**Objective**:
Assemble all lines in which the string "amore" appears.

**Records for the task**:
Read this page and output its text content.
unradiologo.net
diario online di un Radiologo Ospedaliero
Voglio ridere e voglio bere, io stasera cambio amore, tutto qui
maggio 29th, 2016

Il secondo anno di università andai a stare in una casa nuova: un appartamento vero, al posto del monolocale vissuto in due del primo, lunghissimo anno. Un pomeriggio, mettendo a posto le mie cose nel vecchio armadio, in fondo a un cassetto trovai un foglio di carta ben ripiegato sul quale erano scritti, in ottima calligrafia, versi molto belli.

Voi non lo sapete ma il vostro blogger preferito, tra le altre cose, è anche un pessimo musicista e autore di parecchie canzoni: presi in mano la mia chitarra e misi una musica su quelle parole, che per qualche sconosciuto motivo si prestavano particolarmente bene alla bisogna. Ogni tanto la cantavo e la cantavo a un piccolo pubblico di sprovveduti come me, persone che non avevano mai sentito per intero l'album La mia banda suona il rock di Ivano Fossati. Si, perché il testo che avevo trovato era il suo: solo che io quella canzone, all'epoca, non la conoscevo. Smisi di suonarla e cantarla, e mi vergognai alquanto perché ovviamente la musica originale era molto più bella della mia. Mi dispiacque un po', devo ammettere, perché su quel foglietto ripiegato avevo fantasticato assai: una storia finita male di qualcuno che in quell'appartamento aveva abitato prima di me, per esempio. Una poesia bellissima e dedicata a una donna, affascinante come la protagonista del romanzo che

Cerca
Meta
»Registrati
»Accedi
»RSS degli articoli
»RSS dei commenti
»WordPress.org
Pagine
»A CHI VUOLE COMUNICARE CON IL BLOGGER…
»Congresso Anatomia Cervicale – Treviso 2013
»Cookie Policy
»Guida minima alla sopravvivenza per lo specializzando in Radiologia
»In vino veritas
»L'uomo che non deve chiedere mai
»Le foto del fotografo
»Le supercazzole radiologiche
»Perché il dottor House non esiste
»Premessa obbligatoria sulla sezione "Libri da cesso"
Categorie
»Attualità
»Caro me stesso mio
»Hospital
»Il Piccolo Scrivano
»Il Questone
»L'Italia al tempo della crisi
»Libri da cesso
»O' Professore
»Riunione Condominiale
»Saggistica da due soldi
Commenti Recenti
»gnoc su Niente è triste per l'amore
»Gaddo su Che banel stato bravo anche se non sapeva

**Written solution**:
Voglio ridere e voglio bere, io stasera cambio amore, tutto qui
»gnoc su Niente è triste per l'amore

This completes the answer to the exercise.